▶ Brief: What you give back must match the data character for character.

▶ Task input:
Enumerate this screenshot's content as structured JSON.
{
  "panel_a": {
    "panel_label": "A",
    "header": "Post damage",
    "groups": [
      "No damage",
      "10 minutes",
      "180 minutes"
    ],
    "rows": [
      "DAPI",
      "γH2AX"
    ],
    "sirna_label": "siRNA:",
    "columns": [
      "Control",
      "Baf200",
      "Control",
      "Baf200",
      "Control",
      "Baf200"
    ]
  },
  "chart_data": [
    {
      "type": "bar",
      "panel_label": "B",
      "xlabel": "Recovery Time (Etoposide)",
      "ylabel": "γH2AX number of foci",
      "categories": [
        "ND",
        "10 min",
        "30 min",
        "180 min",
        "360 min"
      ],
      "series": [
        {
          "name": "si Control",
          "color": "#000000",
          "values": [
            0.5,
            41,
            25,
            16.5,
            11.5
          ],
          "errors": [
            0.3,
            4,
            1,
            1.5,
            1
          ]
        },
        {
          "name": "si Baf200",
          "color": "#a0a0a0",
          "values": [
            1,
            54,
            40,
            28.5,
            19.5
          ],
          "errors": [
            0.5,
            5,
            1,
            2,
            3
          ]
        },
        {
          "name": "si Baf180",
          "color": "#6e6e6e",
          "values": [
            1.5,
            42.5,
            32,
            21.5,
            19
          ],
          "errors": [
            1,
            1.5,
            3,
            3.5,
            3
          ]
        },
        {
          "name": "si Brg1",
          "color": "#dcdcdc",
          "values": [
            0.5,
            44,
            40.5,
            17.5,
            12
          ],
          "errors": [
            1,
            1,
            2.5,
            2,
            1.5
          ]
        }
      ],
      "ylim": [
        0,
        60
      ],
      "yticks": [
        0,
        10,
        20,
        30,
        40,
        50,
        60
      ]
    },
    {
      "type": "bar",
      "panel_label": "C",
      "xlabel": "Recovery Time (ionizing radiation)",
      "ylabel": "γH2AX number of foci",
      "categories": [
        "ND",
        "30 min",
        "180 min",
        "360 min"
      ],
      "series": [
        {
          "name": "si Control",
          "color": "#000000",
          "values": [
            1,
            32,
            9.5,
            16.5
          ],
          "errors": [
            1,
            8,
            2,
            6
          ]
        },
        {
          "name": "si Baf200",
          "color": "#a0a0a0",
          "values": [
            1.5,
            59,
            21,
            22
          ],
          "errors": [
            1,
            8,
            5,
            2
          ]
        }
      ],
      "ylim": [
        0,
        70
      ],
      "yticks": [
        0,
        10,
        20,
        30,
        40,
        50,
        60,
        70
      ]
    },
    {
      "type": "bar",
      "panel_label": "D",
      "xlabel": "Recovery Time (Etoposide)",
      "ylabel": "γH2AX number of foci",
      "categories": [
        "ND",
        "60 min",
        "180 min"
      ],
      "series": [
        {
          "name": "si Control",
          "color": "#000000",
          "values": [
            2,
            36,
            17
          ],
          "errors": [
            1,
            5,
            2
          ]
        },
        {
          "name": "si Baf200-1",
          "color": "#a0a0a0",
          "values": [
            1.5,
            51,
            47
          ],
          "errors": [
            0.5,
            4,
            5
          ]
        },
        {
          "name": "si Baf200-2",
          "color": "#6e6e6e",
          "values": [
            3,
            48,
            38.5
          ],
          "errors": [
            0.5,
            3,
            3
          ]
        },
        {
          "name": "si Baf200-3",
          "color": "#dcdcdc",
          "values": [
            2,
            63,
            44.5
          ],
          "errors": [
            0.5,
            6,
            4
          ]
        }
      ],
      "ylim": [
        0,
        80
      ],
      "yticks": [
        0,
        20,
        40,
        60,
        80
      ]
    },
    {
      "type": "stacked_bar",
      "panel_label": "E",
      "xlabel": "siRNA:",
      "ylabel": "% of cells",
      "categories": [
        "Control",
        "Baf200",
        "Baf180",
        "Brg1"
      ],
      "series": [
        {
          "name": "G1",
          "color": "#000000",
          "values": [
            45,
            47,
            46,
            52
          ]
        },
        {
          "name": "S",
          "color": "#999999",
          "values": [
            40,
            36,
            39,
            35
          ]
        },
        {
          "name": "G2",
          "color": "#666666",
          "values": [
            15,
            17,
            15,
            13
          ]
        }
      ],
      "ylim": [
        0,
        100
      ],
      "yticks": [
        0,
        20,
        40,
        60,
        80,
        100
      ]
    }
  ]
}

▶ Solution:
Enumerate this screenshot's content as structured JSON.
{
  "panel_a": {
    "panel_label": "A",
    "header": "Post damage",
    "groups": [
      "No damage",
      "10 minutes",
      "180 minutes"
    ],
    "rows": [
      "DAPI",
      "γH2AX"
    ],
    "sirna_label": "siRNA:",
    "columns": [
      "Control",
      "Baf200",
      "Control",
      "Baf200",
      "Control",
      "Baf200"
    ]
  },
  "chart_data": [
    {
      "type": "bar",
      "panel_label": "B",
      "xlabel": "Recovery Time (Etoposide)",
      "ylabel": "γH2AX number of foci",
      "categories": [
        "ND",
        "10 min",
        "30 min",
        "180 min",
        "360 min"
      ],
      "series": [
        {
          "name": "si Control",
          "color": "#000000",
          "values": [
            0.5,
            41,
            25,
            16.5,
            11.5
          ],
          "errors": [
            0.3,
            4,
            1,
            1.5,
            1
          ]
        },
        {
          "name": "si Baf200",
          "color": "#a0a0a0",
          "values": [
            1,
            54,
            40,
            28.5,
            19.5
          ],
          "errors": [
            0.5,
            5,
            1,
            2,
            3
          ]
        },
        {
          "name": "si Baf180",
          "color": "#6e6e6e",
          "values": [
            1.5,
            42.5,
            32,
            21.5,
            19
          ],
          "errors": [
            1,
            1.5,
            3,
            3.5,
            3
          ]
        },
        {
          "name": "si Brg1",
          "color": "#dcdcdc",
          "values": [
            0.5,
            44,
            40.5,
            17.5,
            12
          ],
          "errors": [
            1,
            1,
            2.5,
            2,
            1.5
          ]
        }
      ],
      "ylim": [
        0,
        60
      ],
      "yticks": [
        0,
        10,
        20,
        30,
        40,
        50,
        60
      ]
    },
    {
      "type": "bar",
      "panel_label": "C",
      "xlabel": "Recovery Time (ionizing radiation)",
      "ylabel": "γH2AX number of foci",
      "categories": [
        "ND",
        "30 min",
        "180 min",
        "360 min"
      ],
      "series": [
        {
          "name": "si Control",
          "color": "#000000",
          "values": [
            1,
            32,
            9.5,
            16.5
          ],
          "errors": [
            1,
            8,
            2,
            6
          ]
        },
        {
          "name": "si Baf200",
          "color": "#a0a0a0",
          "values": [
            1.5,
            59,
            21,
            22
          ],
          "errors": [
            1,
            8,
            5,
            2
          ]
        }
      ],
      "ylim": [
        0,
        70
      ],
      "yticks": [
        0,
        10,
        20,
        30,
        40,
        50,
        60,
        70
      ]
    },
    {
      "type": "bar",
      "panel_label": "D",
      "xlabel": "Recovery Time (Etoposide)",
      "ylabel": "γH2AX number of foci",
      "categories": [
        "ND",
        "60 min",
        "180 min"
      ],
      "series": [
        {
          "name": "si Control",
          "color": "#000000",
          "values": [
            2,
            36,
            17
          ],
          "errors": [
            1,
            5,
            2
          ]
        },
        {
          "name": "si Baf200-1",
          "color": "#a0a0a0",
          "values": [
            1.5,
            51,
            47
          ],
          "errors": [
            0.5,
            4,
            5
          ]
        },
        {
          "name": "si Baf200-2",
          "color": "#6e6e6e",
          "values": [
            3,
            48,
            38.5
          ],
          "errors": [
            0.5,
            3,
            3
          ]
        },
        {
          "name": "si Baf200-3",
          "color": "#dcdcdc",
          "values": [
            2,
            63,
            44.5
          ],
          "errors": [
            0.5,
            6,
            4
          ]
        }
      ],
      "ylim": [
        0,
        80
      ],
      "yticks": [
        0,
        20,
        40,
        60,
        80
      ]
    },
    {
      "type": "stacked_bar",
      "panel_label": "E",
      "xlabel": "siRNA:",
      "ylabel": "% of cells",
      "categories": [
        "Control",
        "Baf200",
        "Baf180",
        "Brg1"
      ],
      "series": [
        {
          "name": "G1",
          "color": "#000000",
          "values": [
            45,
            47,
            46,
            52
          ]
        },
        {
          "name": "S",
          "color": "#999999",
          "values": [
            40,
            36,
            39,
            35
          ]
        },
        {
          "name": "G2",
          "color": "#666666",
          "values": [
            15,
            17,
            15,
            13
          ]
        }
      ],
      "ylim": [
        0,
        100
      ],
      "yticks": [
        0,
        20,
        40,
        60,
        80,
        100
      ]
    }
  ]
}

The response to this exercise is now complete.